Show every line where "results" occurs.

···

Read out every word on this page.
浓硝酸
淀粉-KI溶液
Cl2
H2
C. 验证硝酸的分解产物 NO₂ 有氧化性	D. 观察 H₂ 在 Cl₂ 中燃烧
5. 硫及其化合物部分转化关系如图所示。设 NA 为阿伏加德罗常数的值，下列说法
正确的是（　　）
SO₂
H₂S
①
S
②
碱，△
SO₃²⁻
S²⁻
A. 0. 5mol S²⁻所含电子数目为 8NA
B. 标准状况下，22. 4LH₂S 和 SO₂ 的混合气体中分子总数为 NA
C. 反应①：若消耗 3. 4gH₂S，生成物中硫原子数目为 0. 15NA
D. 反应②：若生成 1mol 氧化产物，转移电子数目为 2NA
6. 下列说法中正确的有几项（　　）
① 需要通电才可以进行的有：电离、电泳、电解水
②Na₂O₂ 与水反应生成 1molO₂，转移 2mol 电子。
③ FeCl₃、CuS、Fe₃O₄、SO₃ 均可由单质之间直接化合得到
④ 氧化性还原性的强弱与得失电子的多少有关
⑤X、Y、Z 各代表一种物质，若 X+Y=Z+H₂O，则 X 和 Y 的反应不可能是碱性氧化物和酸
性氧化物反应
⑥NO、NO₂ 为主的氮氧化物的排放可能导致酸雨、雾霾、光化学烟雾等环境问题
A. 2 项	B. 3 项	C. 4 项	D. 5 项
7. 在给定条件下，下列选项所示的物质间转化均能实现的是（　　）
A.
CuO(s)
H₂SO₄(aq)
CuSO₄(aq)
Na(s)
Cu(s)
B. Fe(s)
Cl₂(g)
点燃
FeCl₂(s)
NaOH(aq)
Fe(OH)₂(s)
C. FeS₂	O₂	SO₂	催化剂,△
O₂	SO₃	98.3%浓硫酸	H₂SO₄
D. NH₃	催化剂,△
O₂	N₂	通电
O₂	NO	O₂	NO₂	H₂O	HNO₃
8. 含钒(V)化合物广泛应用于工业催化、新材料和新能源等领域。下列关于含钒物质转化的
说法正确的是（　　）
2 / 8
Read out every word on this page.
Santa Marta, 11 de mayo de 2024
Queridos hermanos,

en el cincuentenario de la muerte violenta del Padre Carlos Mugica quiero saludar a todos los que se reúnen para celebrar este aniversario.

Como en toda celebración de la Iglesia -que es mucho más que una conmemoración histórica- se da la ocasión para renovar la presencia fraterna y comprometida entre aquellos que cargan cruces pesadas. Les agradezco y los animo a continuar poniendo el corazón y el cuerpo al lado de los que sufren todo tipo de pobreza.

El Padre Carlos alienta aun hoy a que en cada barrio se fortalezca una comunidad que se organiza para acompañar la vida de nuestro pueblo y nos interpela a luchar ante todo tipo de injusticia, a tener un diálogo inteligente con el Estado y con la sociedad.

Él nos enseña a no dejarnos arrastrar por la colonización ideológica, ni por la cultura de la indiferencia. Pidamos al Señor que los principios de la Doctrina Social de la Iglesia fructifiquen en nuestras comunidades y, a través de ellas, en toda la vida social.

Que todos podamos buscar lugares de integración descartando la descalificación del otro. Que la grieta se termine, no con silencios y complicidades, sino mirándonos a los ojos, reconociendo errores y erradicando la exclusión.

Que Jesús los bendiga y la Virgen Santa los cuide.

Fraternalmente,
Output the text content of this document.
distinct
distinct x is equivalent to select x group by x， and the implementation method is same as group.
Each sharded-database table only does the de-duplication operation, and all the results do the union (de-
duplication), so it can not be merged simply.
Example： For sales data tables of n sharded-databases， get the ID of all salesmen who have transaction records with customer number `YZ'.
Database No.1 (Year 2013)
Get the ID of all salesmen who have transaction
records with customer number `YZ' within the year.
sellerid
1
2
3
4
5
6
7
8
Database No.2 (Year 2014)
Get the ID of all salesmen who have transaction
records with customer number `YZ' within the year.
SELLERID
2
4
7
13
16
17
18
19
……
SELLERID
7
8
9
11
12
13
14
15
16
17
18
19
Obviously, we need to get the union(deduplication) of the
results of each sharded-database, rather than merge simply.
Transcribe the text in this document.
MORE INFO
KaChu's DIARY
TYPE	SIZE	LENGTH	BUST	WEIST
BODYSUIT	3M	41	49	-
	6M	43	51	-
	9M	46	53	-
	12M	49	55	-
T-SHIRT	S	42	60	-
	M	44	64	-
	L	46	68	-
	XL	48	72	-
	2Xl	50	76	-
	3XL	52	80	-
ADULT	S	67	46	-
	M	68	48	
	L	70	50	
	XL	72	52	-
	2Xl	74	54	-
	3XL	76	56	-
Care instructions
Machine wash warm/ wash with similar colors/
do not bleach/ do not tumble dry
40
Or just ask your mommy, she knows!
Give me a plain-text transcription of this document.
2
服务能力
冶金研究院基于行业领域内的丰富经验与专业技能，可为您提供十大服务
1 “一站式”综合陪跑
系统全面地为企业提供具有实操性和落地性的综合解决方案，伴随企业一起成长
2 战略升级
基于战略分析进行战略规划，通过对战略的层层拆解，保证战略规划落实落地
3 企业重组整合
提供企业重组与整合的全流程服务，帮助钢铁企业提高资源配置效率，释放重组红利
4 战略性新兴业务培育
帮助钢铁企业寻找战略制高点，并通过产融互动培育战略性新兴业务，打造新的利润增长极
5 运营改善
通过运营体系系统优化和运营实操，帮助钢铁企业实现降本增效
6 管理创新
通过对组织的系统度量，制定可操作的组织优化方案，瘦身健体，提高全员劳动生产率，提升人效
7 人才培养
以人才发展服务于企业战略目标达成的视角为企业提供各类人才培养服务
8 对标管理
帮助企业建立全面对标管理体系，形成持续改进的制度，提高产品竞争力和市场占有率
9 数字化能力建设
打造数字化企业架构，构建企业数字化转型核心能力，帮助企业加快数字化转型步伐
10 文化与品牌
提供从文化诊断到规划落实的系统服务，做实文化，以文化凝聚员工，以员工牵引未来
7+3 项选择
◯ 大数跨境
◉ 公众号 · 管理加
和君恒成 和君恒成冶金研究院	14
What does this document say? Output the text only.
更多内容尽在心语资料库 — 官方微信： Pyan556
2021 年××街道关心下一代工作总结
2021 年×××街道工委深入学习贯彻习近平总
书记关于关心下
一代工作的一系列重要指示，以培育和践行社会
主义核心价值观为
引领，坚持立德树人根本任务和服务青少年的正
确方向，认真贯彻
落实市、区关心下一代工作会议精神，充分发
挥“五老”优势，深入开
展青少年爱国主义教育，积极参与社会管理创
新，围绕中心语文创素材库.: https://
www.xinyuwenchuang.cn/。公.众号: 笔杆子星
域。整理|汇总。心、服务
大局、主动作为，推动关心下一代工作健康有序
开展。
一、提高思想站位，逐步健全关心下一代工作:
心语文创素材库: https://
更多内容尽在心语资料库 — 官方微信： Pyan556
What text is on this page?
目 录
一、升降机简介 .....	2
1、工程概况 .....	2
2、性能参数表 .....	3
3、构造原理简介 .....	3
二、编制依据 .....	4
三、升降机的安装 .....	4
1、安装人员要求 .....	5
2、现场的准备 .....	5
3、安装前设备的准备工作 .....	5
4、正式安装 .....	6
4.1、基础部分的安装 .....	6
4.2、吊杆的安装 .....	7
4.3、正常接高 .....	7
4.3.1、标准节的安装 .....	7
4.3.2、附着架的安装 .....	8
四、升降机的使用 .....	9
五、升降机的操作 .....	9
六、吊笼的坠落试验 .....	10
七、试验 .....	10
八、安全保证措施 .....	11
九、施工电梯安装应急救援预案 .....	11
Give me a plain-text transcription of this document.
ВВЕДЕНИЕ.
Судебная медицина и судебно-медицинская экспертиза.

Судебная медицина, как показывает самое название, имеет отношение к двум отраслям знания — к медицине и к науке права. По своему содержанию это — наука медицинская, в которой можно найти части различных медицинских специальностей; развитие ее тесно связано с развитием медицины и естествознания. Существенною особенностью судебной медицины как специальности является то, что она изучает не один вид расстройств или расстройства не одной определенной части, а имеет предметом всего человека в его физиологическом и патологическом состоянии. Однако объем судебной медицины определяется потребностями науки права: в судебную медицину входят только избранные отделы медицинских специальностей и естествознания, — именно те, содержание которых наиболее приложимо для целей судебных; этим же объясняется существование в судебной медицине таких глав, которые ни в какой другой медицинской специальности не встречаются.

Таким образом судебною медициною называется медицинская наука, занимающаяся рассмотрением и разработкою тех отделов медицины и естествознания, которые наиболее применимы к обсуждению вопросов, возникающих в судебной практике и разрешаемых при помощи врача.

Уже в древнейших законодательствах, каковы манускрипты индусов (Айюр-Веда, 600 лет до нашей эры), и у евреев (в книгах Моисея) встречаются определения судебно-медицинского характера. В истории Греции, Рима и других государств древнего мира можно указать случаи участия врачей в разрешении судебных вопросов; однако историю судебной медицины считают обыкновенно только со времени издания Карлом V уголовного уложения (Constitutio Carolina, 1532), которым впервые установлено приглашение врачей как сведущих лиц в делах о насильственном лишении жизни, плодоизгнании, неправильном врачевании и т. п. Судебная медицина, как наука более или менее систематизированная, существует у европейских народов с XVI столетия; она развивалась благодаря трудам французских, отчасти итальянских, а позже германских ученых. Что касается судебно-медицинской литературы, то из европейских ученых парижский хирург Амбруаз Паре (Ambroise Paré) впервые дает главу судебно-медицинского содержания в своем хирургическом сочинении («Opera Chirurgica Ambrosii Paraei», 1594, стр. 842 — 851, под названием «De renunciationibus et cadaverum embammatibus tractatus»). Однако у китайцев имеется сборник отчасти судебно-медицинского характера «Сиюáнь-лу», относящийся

···

**RESPONSE FOR THIS EXERCISE**
Each sharded-database table only does the de-duplication operation, and all the results do the union (de-
results of each sharded-database, rather than merge simply.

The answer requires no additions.